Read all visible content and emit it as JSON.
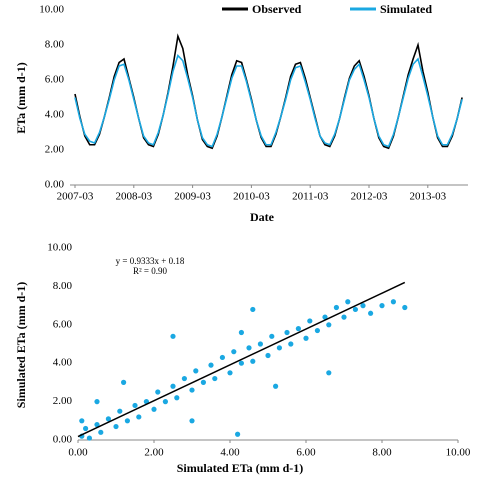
{
  "chart_data": [
    {
      "type": "line",
      "y_label": "ETa (mm d-1)",
      "x_label": "Date",
      "x": [
        "2007-03",
        "2007-04",
        "2007-05",
        "2007-06",
        "2007-07",
        "2007-08",
        "2007-09",
        "2007-10",
        "2007-11",
        "2007-12",
        "2008-01",
        "2008-02",
        "2008-03",
        "2008-04",
        "2008-05",
        "2008-06",
        "2008-07",
        "2008-08",
        "2008-09",
        "2008-10",
        "2008-11",
        "2008-12",
        "2009-01",
        "2009-02",
        "2009-03",
        "2009-04",
        "2009-05",
        "2009-06",
        "2009-07",
        "2009-08",
        "2009-09",
        "2009-10",
        "2009-11",
        "2009-12",
        "2010-01",
        "2010-02",
        "2010-03",
        "2010-04",
        "2010-05",
        "2010-06",
        "2010-07",
        "2010-08",
        "2010-09",
        "2010-10",
        "2010-11",
        "2010-12",
        "2011-01",
        "2011-02",
        "2011-03",
        "2011-04",
        "2011-05",
        "2011-06",
        "2011-07",
        "2011-08",
        "2011-09",
        "2011-10",
        "2011-11",
        "2011-12",
        "2012-01",
        "2012-02",
        "2012-03",
        "2012-04",
        "2012-05",
        "2012-06",
        "2012-07",
        "2012-08",
        "2012-09",
        "2012-10",
        "2012-11",
        "2012-12",
        "2013-01",
        "2013-02",
        "2013-03",
        "2013-04",
        "2013-05",
        "2013-06",
        "2013-07",
        "2013-08",
        "2013-09",
        "2013-10"
      ],
      "series": [
        {
          "name": "Observed",
          "color": "#000000",
          "values": [
            5.2,
            3.9,
            2.8,
            2.3,
            2.3,
            2.9,
            3.9,
            5.0,
            6.2,
            7.0,
            7.2,
            6.1,
            5.0,
            3.8,
            2.7,
            2.3,
            2.2,
            2.9,
            4.0,
            5.3,
            6.8,
            8.5,
            7.8,
            6.3,
            5.1,
            3.7,
            2.6,
            2.2,
            2.1,
            2.8,
            3.9,
            5.1,
            6.3,
            7.1,
            7.0,
            6.0,
            4.9,
            3.7,
            2.7,
            2.2,
            2.2,
            2.9,
            3.9,
            5.0,
            6.2,
            6.9,
            7.0,
            6.1,
            5.0,
            3.9,
            2.8,
            2.3,
            2.2,
            2.8,
            3.8,
            5.0,
            6.1,
            6.8,
            7.1,
            6.2,
            5.1,
            3.8,
            2.7,
            2.2,
            2.1,
            2.8,
            3.9,
            5.1,
            6.3,
            7.2,
            8.0,
            6.5,
            5.3,
            3.9,
            2.7,
            2.2,
            2.2,
            2.8,
            3.8,
            5.0
          ]
        },
        {
          "name": "Simulated",
          "color": "#1aa8e2",
          "values": [
            5.0,
            3.8,
            2.9,
            2.5,
            2.4,
            3.0,
            3.9,
            4.9,
            6.0,
            6.8,
            6.9,
            6.0,
            4.9,
            3.8,
            2.8,
            2.4,
            2.3,
            3.0,
            4.0,
            5.2,
            6.5,
            7.4,
            7.1,
            6.1,
            5.0,
            3.7,
            2.7,
            2.3,
            2.2,
            2.9,
            3.9,
            5.0,
            6.1,
            6.8,
            6.8,
            5.9,
            4.8,
            3.7,
            2.8,
            2.3,
            2.3,
            3.0,
            3.9,
            4.9,
            6.0,
            6.7,
            6.8,
            5.9,
            4.9,
            3.8,
            2.8,
            2.4,
            2.3,
            2.9,
            3.8,
            4.9,
            6.0,
            6.6,
            6.9,
            6.0,
            5.0,
            3.8,
            2.8,
            2.3,
            2.2,
            2.9,
            3.9,
            5.0,
            6.1,
            6.9,
            7.2,
            6.2,
            5.1,
            3.9,
            2.8,
            2.3,
            2.3,
            2.9,
            3.8,
            4.9
          ]
        }
      ],
      "xticks": [
        "2007-03",
        "2008-03",
        "2009-03",
        "2010-03",
        "2011-03",
        "2012-03",
        "2013-03"
      ],
      "ylim": [
        0,
        10
      ],
      "yticks": [
        {
          "value": 0,
          "label": "0.00"
        },
        {
          "value": 2,
          "label": "2.00"
        },
        {
          "value": 4,
          "label": "4.00"
        },
        {
          "value": 6,
          "label": "6.00"
        },
        {
          "value": 8,
          "label": "8.00"
        },
        {
          "value": 10,
          "label": "10.00"
        }
      ],
      "legend": "top"
    },
    {
      "type": "scatter",
      "y_label": "Simulated ETa (mm d-1)",
      "x_label": "Simulated ETa (mm d-1)",
      "color": "#1aa8e2",
      "x": [
        0.1,
        0.2,
        0.3,
        0.5,
        0.6,
        0.8,
        1.0,
        1.1,
        1.3,
        1.5,
        1.6,
        1.8,
        2.0,
        2.1,
        2.3,
        2.5,
        2.6,
        2.8,
        3.0,
        3.1,
        3.3,
        3.5,
        3.6,
        3.8,
        4.0,
        4.1,
        4.3,
        4.5,
        4.6,
        4.8,
        5.0,
        5.1,
        5.3,
        5.5,
        5.6,
        5.8,
        6.0,
        6.1,
        6.3,
        6.5,
        6.6,
        6.8,
        7.0,
        7.1,
        7.3,
        7.5,
        7.7,
        8.0,
        8.3,
        8.6,
        1.2,
        0.5,
        0.1,
        2.5,
        4.6,
        3.0,
        4.2,
        5.2,
        6.6,
        4.3
      ],
      "values": [
        0.2,
        0.6,
        0.1,
        0.8,
        0.4,
        1.1,
        0.7,
        1.5,
        1.0,
        1.8,
        1.2,
        2.0,
        1.6,
        2.5,
        2.0,
        2.8,
        2.2,
        3.2,
        2.6,
        3.6,
        3.0,
        3.9,
        3.2,
        4.3,
        3.5,
        4.6,
        4.0,
        4.8,
        4.1,
        5.0,
        4.4,
        5.4,
        4.8,
        5.6,
        5.0,
        5.8,
        5.3,
        6.2,
        5.7,
        6.4,
        6.0,
        6.9,
        6.4,
        7.2,
        6.8,
        7.0,
        6.6,
        7.0,
        7.2,
        6.9,
        3.0,
        2.0,
        1.0,
        5.4,
        6.8,
        1.0,
        0.3,
        2.8,
        3.5,
        5.6
      ],
      "trendline": {
        "equation": "y = 0.9333x + 0.18",
        "r_squared": "R² = 0.90",
        "color": "#000000",
        "x": [
          0,
          8.6
        ],
        "values": [
          0.18,
          8.206
        ]
      },
      "xlim": [
        0,
        10
      ],
      "xticks": [
        {
          "value": 0,
          "label": "0.00"
        },
        {
          "value": 2,
          "label": "2.00"
        },
        {
          "value": 4,
          "label": "4.00"
        },
        {
          "value": 6,
          "label": "6.00"
        },
        {
          "value": 8,
          "label": "8.00"
        },
        {
          "value": 10,
          "label": "10.00"
        }
      ],
      "ylim": [
        0,
        10
      ],
      "yticks": [
        {
          "value": 0,
          "label": "0.00"
        },
        {
          "value": 2,
          "label": "2.00"
        },
        {
          "value": 4,
          "label": "4.00"
        },
        {
          "value": 6,
          "label": "6.00"
        },
        {
          "value": 8,
          "label": "8.00"
        },
        {
          "value": 10,
          "label": "10.00"
        }
      ]
    }
  ]
}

■ Required work: Keep the pictures out of the copy and write out the data exactly as it stands.

■ Result of the task:
Read all visible content and emit it as JSON.
{
  "chart_data": [
    {
      "type": "line",
      "y_label": "ETa (mm d-1)",
      "x_label": "Date",
      "x": [
        "2007-03",
        "2007-04",
        "2007-05",
        "2007-06",
        "2007-07",
        "2007-08",
        "2007-09",
        "2007-10",
        "2007-11",
        "2007-12",
        "2008-01",
        "2008-02",
        "2008-03",
        "2008-04",
        "2008-05",
        "2008-06",
        "2008-07",
        "2008-08",
        "2008-09",
        "2008-10",
        "2008-11",
        "2008-12",
        "2009-01",
        "2009-02",
        "2009-03",
        "2009-04",
        "2009-05",
        "2009-06",
        "2009-07",
        "2009-08",
        "2009-09",
        "2009-10",
        "2009-11",
        "2009-12",
        "2010-01",
        "2010-02",
        "2010-03",
        "2010-04",
        "2010-05",
        "2010-06",
        "2010-07",
        "2010-08",
        "2010-09",
        "2010-10",
        "2010-11",
        "2010-12",
        "2011-01",
        "2011-02",
        "2011-03",
        "2011-04",
        "2011-05",
        "2011-06",
        "2011-07",
        "2011-08",
        "2011-09",
        "2011-10",
        "2011-11",
        "2011-12",
        "2012-01",
        "2012-02",
        "2012-03",
        "2012-04",
        "2012-05",
        "2012-06",
        "2012-07",
        "2012-08",
        "2012-09",
        "2012-10",
        "2012-11",
        "2012-12",
        "2013-01",
        "2013-02",
        "2013-03",
        "2013-04",
        "2013-05",
        "2013-06",
        "2013-07",
        "2013-08",
        "2013-09",
        "2013-10"
      ],
      "series": [
        {
          "name": "Observed",
          "color": "#000000",
          "values": [
            5.2,
            3.9,
            2.8,
            2.3,
            2.3,
            2.9,
            3.9,
            5.0,
            6.2,
            7.0,
            7.2,
            6.1,
            5.0,
            3.8,
            2.7,
            2.3,
            2.2,
            2.9,
            4.0,
            5.3,
            6.8,
            8.5,
            7.8,
            6.3,
            5.1,
            3.7,
            2.6,
            2.2,
            2.1,
            2.8,
            3.9,
            5.1,
            6.3,
            7.1,
            7.0,
            6.0,
            4.9,
            3.7,
            2.7,
            2.2,
            2.2,
            2.9,
            3.9,
            5.0,
            6.2,
            6.9,
            7.0,
            6.1,
            5.0,
            3.9,
            2.8,
            2.3,
            2.2,
            2.8,
            3.8,
            5.0,
            6.1,
            6.8,
            7.1,
            6.2,
            5.1,
            3.8,
            2.7,
            2.2,
            2.1,
            2.8,
            3.9,
            5.1,
            6.3,
            7.2,
            8.0,
            6.5,
            5.3,
            3.9,
            2.7,
            2.2,
            2.2,
            2.8,
            3.8,
            5.0
          ]
        },
        {
          "name": "Simulated",
          "color": "#1aa8e2",
          "values": [
            5.0,
            3.8,
            2.9,
            2.5,
            2.4,
            3.0,
            3.9,
            4.9,
            6.0,
            6.8,
            6.9,
            6.0,
            4.9,
            3.8,
            2.8,
            2.4,
            2.3,
            3.0,
            4.0,
            5.2,
            6.5,
            7.4,
            7.1,
            6.1,
            5.0,
            3.7,
            2.7,
            2.3,
            2.2,
            2.9,
            3.9,
            5.0,
            6.1,
            6.8,
            6.8,
            5.9,
            4.8,
            3.7,
            2.8,
            2.3,
            2.3,
            3.0,
            3.9,
            4.9,
            6.0,
            6.7,
            6.8,
            5.9,
            4.9,
            3.8,
            2.8,
            2.4,
            2.3,
            2.9,
            3.8,
            4.9,
            6.0,
            6.6,
            6.9,
            6.0,
            5.0,
            3.8,
            2.8,
            2.3,
            2.2,
            2.9,
            3.9,
            5.0,
            6.1,
            6.9,
            7.2,
            6.2,
            5.1,
            3.9,
            2.8,
            2.3,
            2.3,
            2.9,
            3.8,
            4.9
          ]
        }
      ],
      "xticks": [
        "2007-03",
        "2008-03",
        "2009-03",
        "2010-03",
        "2011-03",
        "2012-03",
        "2013-03"
      ],
      "ylim": [
        0,
        10
      ],
      "yticks": [
        {
          "value": 0,
          "label": "0.00"
        },
        {
          "value": 2,
          "label": "2.00"
        },
        {
          "value": 4,
          "label": "4.00"
        },
        {
          "value": 6,
          "label": "6.00"
        },
        {
          "value": 8,
          "label": "8.00"
        },
        {
          "value": 10,
          "label": "10.00"
        }
      ],
      "legend": "top"
    },
    {
      "type": "scatter",
      "y_label": "Simulated ETa (mm d-1)",
      "x_label": "Simulated ETa (mm d-1)",
      "color": "#1aa8e2",
      "x": [
        0.1,
        0.2,
        0.3,
        0.5,
        0.6,
        0.8,
        1.0,
        1.1,
        1.3,
        1.5,
        1.6,
        1.8,
        2.0,
        2.1,
        2.3,
        2.5,
        2.6,
        2.8,
        3.0,
        3.1,
        3.3,
        3.5,
        3.6,
        3.8,
        4.0,
        4.1,
        4.3,
        4.5,
        4.6,
        4.8,
        5.0,
        5.1,
        5.3,
        5.5,
        5.6,
        5.8,
        6.0,
        6.1,
        6.3,
        6.5,
        6.6,
        6.8,
        7.0,
        7.1,
        7.3,
        7.5,
        7.7,
        8.0,
        8.3,
        8.6,
        1.2,
        0.5,
        0.1,
        2.5,
        4.6,
        3.0,
        4.2,
        5.2,
        6.6,
        4.3
      ],
      "values": [
        0.2,
        0.6,
        0.1,
        0.8,
        0.4,
        1.1,
        0.7,
        1.5,
        1.0,
        1.8,
        1.2,
        2.0,
        1.6,
        2.5,
        2.0,
        2.8,
        2.2,
        3.2,
        2.6,
        3.6,
        3.0,
        3.9,
        3.2,
        4.3,
        3.5,
        4.6,
        4.0,
        4.8,
        4.1,
        5.0,
        4.4,
        5.4,
        4.8,
        5.6,
        5.0,
        5.8,
        5.3,
        6.2,
        5.7,
        6.4,
        6.0,
        6.9,
        6.4,
        7.2,
        6.8,
        7.0,
        6.6,
        7.0,
        7.2,
        6.9,
        3.0,
        2.0,
        1.0,
        5.4,
        6.8,
        1.0,
        0.3,
        2.8,
        3.5,
        5.6
      ],
      "trendline": {
        "equation": "y = 0.9333x + 0.18",
        "r_squared": "R² = 0.90",
        "color": "#000000",
        "x": [
          0,
          8.6
        ],
        "values": [
          0.18,
          8.206
        ]
      },
      "xlim": [
        0,
        10
      ],
      "xticks": [
        {
          "value": 0,
          "label": "0.00"
        },
        {
          "value": 2,
          "label": "2.00"
        },
        {
          "value": 4,
          "label": "4.00"
        },
        {
          "value": 6,
          "label": "6.00"
        },
        {
          "value": 8,
          "label": "8.00"
        },
        {
          "value": 10,
          "label": "10.00"
        }
      ],
      "ylim": [
        0,
        10
      ],
      "yticks": [
        {
          "value": 0,
          "label": "0.00"
        },
        {
          "value": 2,
          "label": "2.00"
        },
        {
          "value": 4,
          "label": "4.00"
        },
        {
          "value": 6,
          "label": "6.00"
        },
        {
          "value": 8,
          "label": "8.00"
        },
        {
          "value": 10,
          "label": "10.00"
        }
      ]
    }
  ]
}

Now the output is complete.